-- START MATERIALS PROVIDED --
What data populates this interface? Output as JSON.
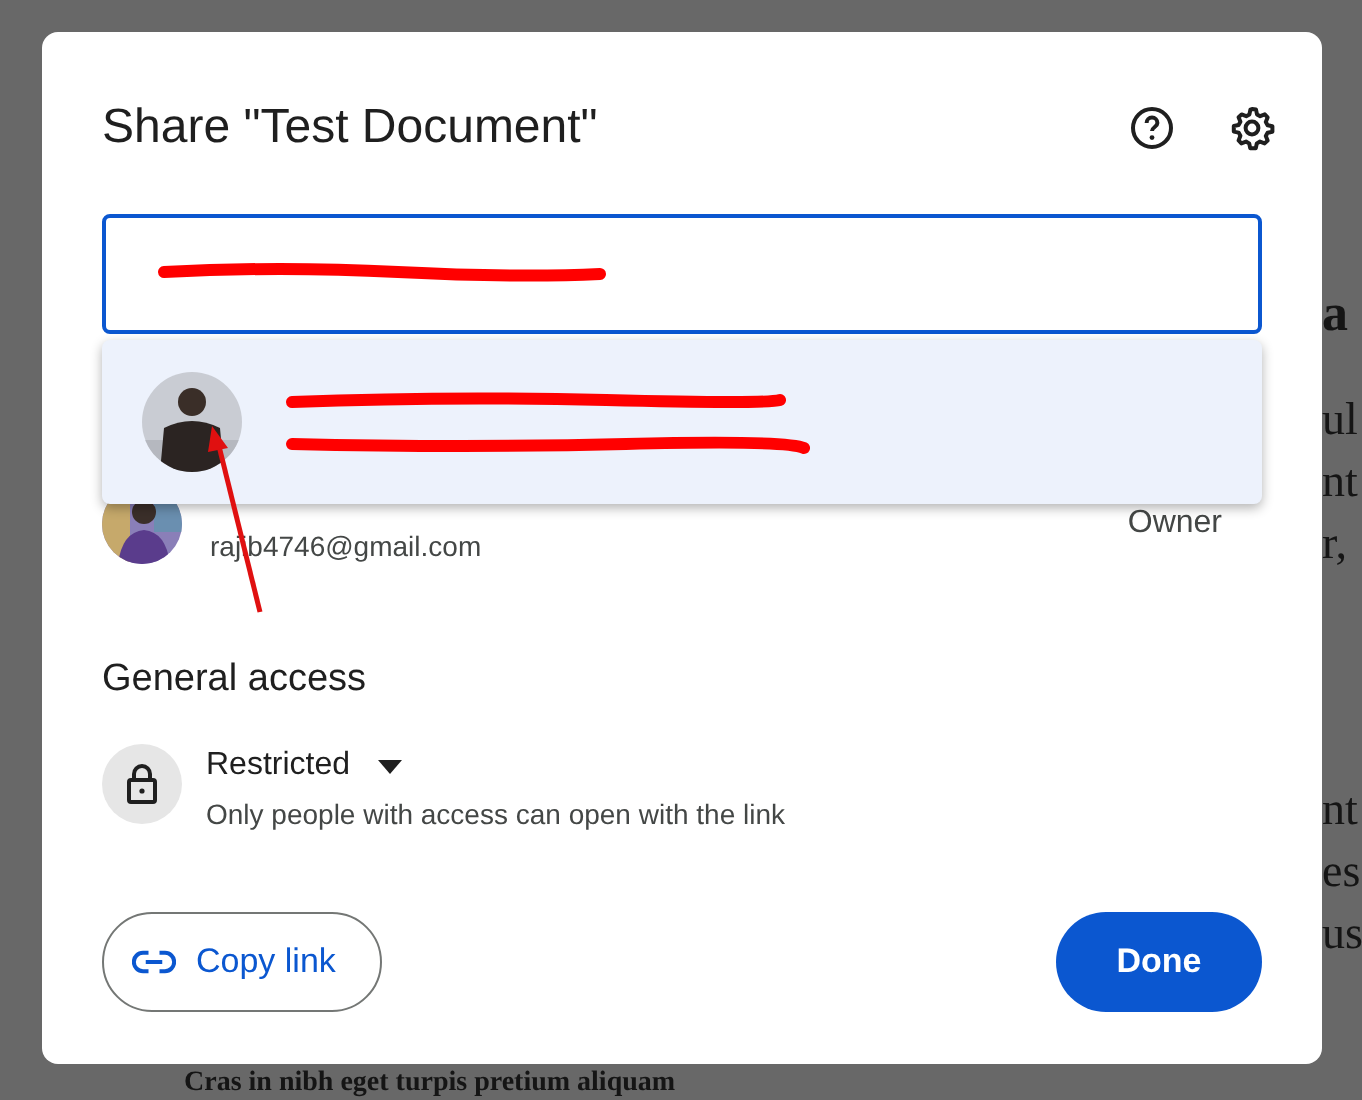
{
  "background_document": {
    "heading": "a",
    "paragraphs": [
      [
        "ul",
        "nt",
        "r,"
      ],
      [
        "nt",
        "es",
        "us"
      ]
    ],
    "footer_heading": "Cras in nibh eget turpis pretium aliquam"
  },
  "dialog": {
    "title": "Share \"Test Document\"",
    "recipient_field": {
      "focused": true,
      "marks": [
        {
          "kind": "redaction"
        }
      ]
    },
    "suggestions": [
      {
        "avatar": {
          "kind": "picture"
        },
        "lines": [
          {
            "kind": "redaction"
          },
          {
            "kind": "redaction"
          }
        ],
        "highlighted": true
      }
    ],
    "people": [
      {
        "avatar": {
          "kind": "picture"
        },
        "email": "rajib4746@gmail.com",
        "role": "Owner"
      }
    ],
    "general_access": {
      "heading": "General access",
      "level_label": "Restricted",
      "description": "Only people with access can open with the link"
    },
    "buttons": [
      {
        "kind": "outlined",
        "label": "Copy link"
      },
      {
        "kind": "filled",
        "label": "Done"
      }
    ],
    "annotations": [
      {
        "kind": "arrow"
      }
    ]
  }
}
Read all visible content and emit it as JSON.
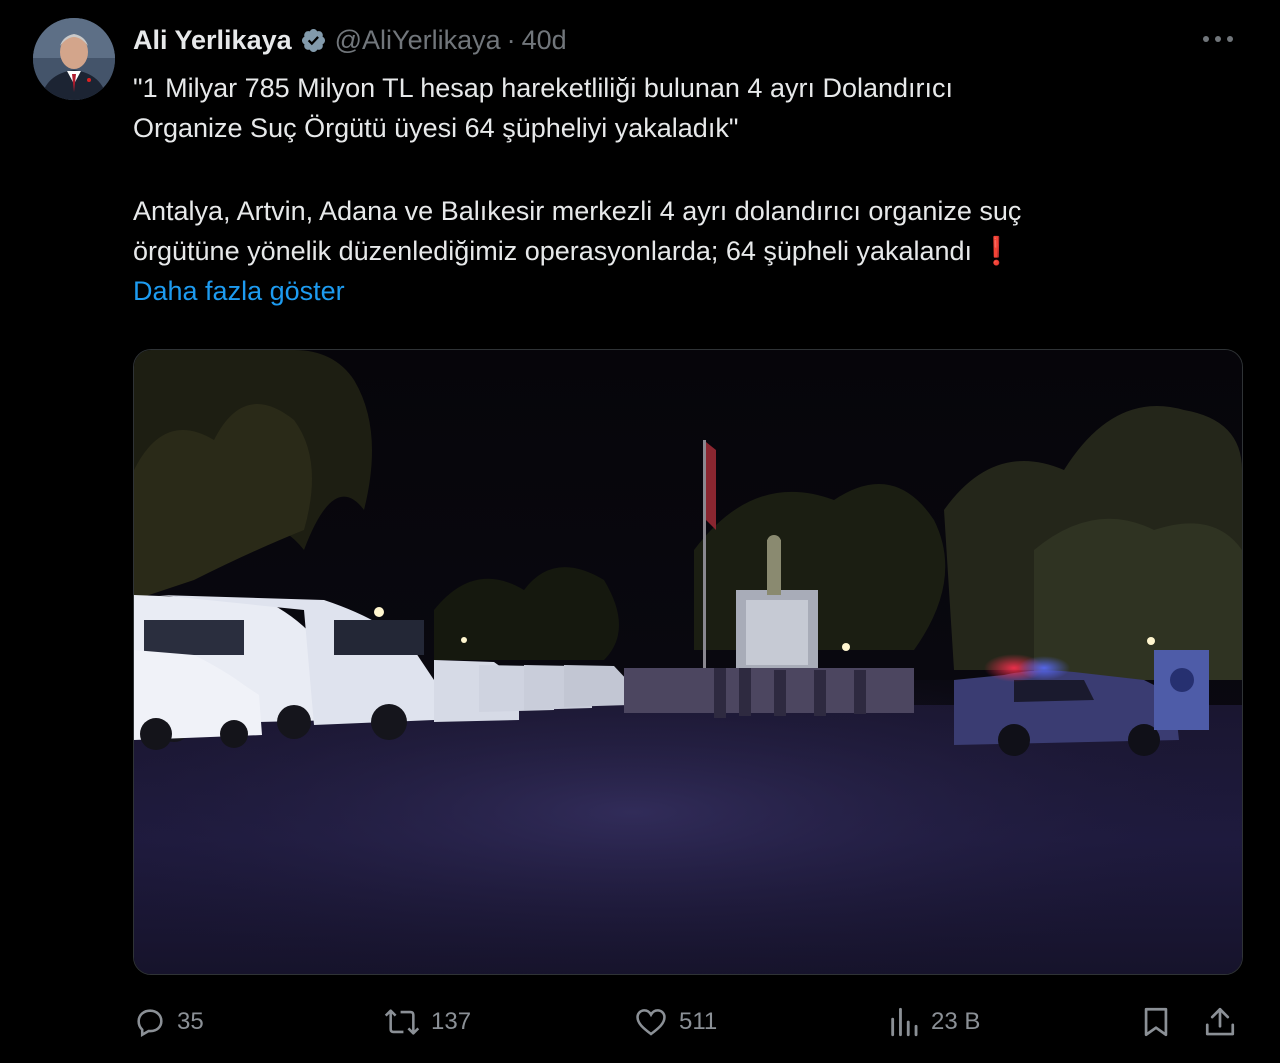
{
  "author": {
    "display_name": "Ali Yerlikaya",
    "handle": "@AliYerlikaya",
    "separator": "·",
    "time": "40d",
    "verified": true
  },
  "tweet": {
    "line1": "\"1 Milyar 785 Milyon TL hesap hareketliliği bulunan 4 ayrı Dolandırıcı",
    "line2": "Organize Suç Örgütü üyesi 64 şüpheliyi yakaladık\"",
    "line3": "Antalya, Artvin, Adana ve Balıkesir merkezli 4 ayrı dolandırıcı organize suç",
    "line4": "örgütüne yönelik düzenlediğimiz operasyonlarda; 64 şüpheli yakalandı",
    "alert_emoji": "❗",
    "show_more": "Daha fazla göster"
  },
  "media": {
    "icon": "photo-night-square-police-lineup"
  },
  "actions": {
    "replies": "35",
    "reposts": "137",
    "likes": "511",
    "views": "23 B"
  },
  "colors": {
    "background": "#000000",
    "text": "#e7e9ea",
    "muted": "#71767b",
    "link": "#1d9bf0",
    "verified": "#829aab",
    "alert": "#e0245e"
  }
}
-- END MATERIALS PROVIDED --
**PROBLEM TO SOLVE**
Images in the data above are to be skipped. Retype all other material exactly.

**EXERCISE RESULT**
What data populates this interface? Output as JSON.
{
  "background_document": {
    "heading": "a",
    "paragraphs": [
      [
        "ul",
        "nt",
        "r,"
      ],
      [
        "nt",
        "es",
        "us"
      ]
    ],
    "footer_heading": "Cras in nibh eget turpis pretium aliquam"
  },
  "dialog": {
    "title": "Share \"Test Document\"",
    "recipient_field": {
      "focused": true,
      "marks": [
        {
          "kind": "redaction"
        }
      ]
    },
    "suggestions": [
      {
        "avatar": {
          "kind": "picture"
        },
        "lines": [
          {
            "kind": "redaction"
          },
          {
            "kind": "redaction"
          }
        ],
        "highlighted": true
      }
    ],
    "people": [
      {
        "avatar": {
          "kind": "picture"
        },
        "email": "rajib4746@gmail.com",
        "role": "Owner"
      }
    ],
    "general_access": {
      "heading": "General access",
      "level_label": "Restricted",
      "description": "Only people with access can open with the link"
    },
    "buttons": [
      {
        "kind": "outlined",
        "label": "Copy link"
      },
      {
        "kind": "filled",
        "label": "Done"
      }
    ],
    "annotations": [
      {
        "kind": "arrow"
      }
    ]
  }
}
Read all visible content and emit it as JSON.
{
  "author": {
    "display_name": "Ali Yerlikaya",
    "handle": "@AliYerlikaya",
    "separator": "·",
    "time": "40d",
    "verified": true
  },
  "tweet": {
    "line1": "\"1 Milyar 785 Milyon TL hesap hareketliliği bulunan 4 ayrı Dolandırıcı",
    "line2": "Organize Suç Örgütü üyesi 64 şüpheliyi yakaladık\"",
    "line3": "Antalya, Artvin, Adana ve Balıkesir merkezli 4 ayrı dolandırıcı organize suç",
    "line4": "örgütüne yönelik düzenlediğimiz operasyonlarda; 64 şüpheli yakalandı",
    "alert_emoji": "❗",
    "show_more": "Daha fazla göster"
  },
  "media": {
    "icon": "photo-night-square-police-lineup"
  },
  "actions": {
    "replies": "35",
    "reposts": "137",
    "likes": "511",
    "views": "23 B"
  },
  "colors": {
    "background": "#000000",
    "text": "#e7e9ea",
    "muted": "#71767b",
    "link": "#1d9bf0",
    "verified": "#829aab",
    "alert": "#e0245e"
  }
}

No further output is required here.